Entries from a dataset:
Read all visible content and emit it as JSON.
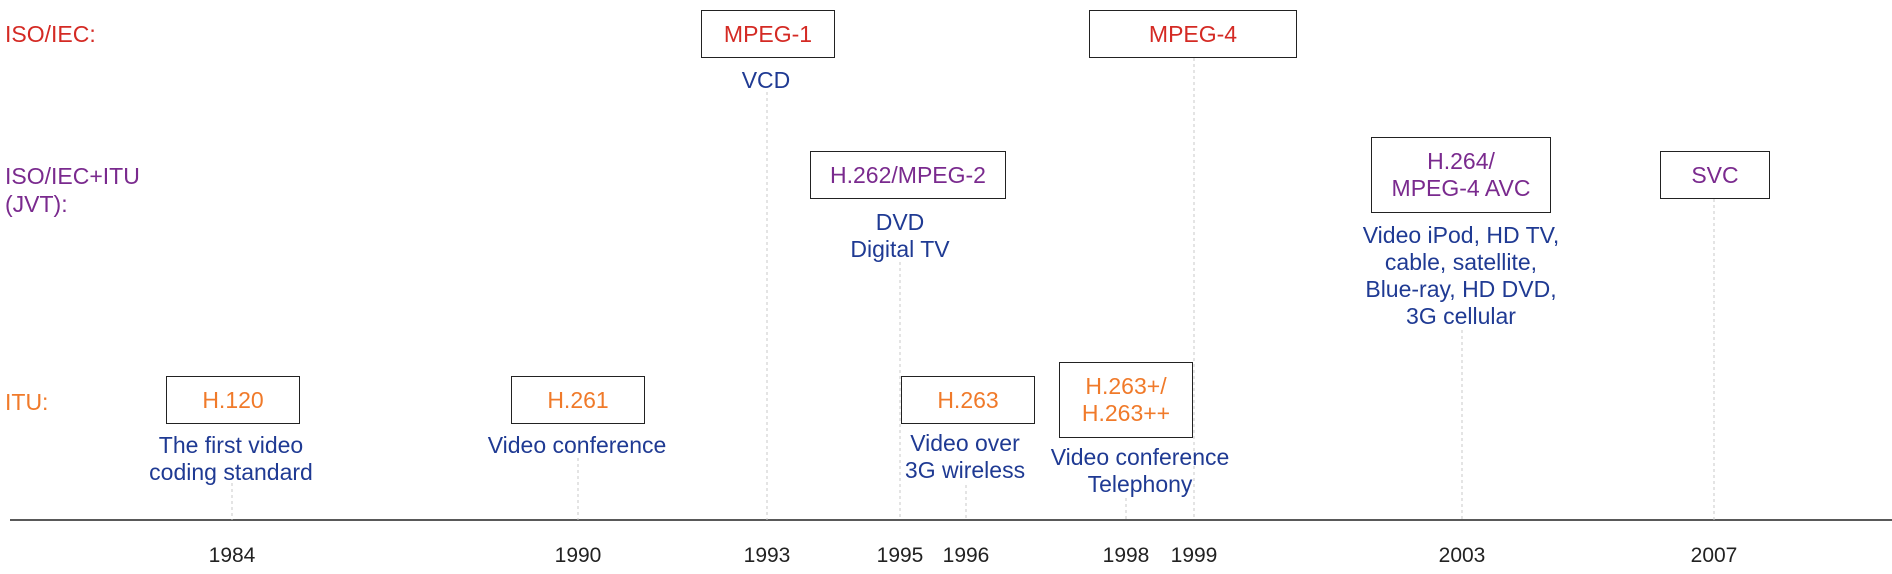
{
  "lanes": {
    "iso": "ISO/IEC:",
    "jvt_line1": "ISO/IEC+ITU",
    "jvt_line2": "(JVT):",
    "itu": "ITU:"
  },
  "standards": [
    {
      "key": "h120",
      "label": "H.120",
      "lane": "itu",
      "year": "1984",
      "note": "The first video\ncoding standard"
    },
    {
      "key": "h261",
      "label": "H.261",
      "lane": "itu",
      "year": "1990",
      "note": "Video conference"
    },
    {
      "key": "mpeg1",
      "label": "MPEG-1",
      "lane": "iso",
      "year": "1993",
      "note": "VCD"
    },
    {
      "key": "h262",
      "label": "H.262/MPEG-2",
      "lane": "jvt",
      "year": "1995",
      "note": "DVD\nDigital TV"
    },
    {
      "key": "h263",
      "label": "H.263",
      "lane": "itu",
      "year": "1996",
      "note": "Video over\n3G wireless"
    },
    {
      "key": "h263pp",
      "label": "H.263+/\nH.263++",
      "lane": "itu",
      "year": "1998",
      "note": "Video conference\nTelephony"
    },
    {
      "key": "mpeg4",
      "label": "MPEG-4",
      "lane": "iso",
      "year": "1999",
      "note": ""
    },
    {
      "key": "h264",
      "label": "H.264/\nMPEG-4 AVC",
      "lane": "jvt",
      "year": "2003",
      "note": "Video iPod, HD TV,\ncable, satellite,\nBlue-ray, HD DVD,\n3G cellular"
    },
    {
      "key": "svc",
      "label": "SVC",
      "lane": "jvt",
      "year": "2007",
      "note": ""
    }
  ],
  "years": [
    "1984",
    "1990",
    "1993",
    "1995",
    "1996",
    "1998",
    "1999",
    "2003",
    "2007"
  ],
  "colors": {
    "iso": "#d42a24",
    "jvt": "#7a2a8e",
    "itu": "#f07a2a",
    "note": "#1f3a93",
    "axis": "#222222"
  }
}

[SHORT PROBLEM] Your task is to copy the entries in full and exactly, without any images.

[OUTPUT OF THE EXERCISE]
Read all visible content and emit it as JSON.
{
  "lanes": {
    "iso": "ISO/IEC:",
    "jvt_line1": "ISO/IEC+ITU",
    "jvt_line2": "(JVT):",
    "itu": "ITU:"
  },
  "standards": [
    {
      "key": "h120",
      "label": "H.120",
      "lane": "itu",
      "year": "1984",
      "note": "The first video\ncoding standard"
    },
    {
      "key": "h261",
      "label": "H.261",
      "lane": "itu",
      "year": "1990",
      "note": "Video conference"
    },
    {
      "key": "mpeg1",
      "label": "MPEG-1",
      "lane": "iso",
      "year": "1993",
      "note": "VCD"
    },
    {
      "key": "h262",
      "label": "H.262/MPEG-2",
      "lane": "jvt",
      "year": "1995",
      "note": "DVD\nDigital TV"
    },
    {
      "key": "h263",
      "label": "H.263",
      "lane": "itu",
      "year": "1996",
      "note": "Video over\n3G wireless"
    },
    {
      "key": "h263pp",
      "label": "H.263+/\nH.263++",
      "lane": "itu",
      "year": "1998",
      "note": "Video conference\nTelephony"
    },
    {
      "key": "mpeg4",
      "label": "MPEG-4",
      "lane": "iso",
      "year": "1999",
      "note": ""
    },
    {
      "key": "h264",
      "label": "H.264/\nMPEG-4 AVC",
      "lane": "jvt",
      "year": "2003",
      "note": "Video iPod, HD TV,\ncable, satellite,\nBlue-ray, HD DVD,\n3G cellular"
    },
    {
      "key": "svc",
      "label": "SVC",
      "lane": "jvt",
      "year": "2007",
      "note": ""
    }
  ],
  "years": [
    "1984",
    "1990",
    "1993",
    "1995",
    "1996",
    "1998",
    "1999",
    "2003",
    "2007"
  ],
  "colors": {
    "iso": "#d42a24",
    "jvt": "#7a2a8e",
    "itu": "#f07a2a",
    "note": "#1f3a93",
    "axis": "#222222"
  }
}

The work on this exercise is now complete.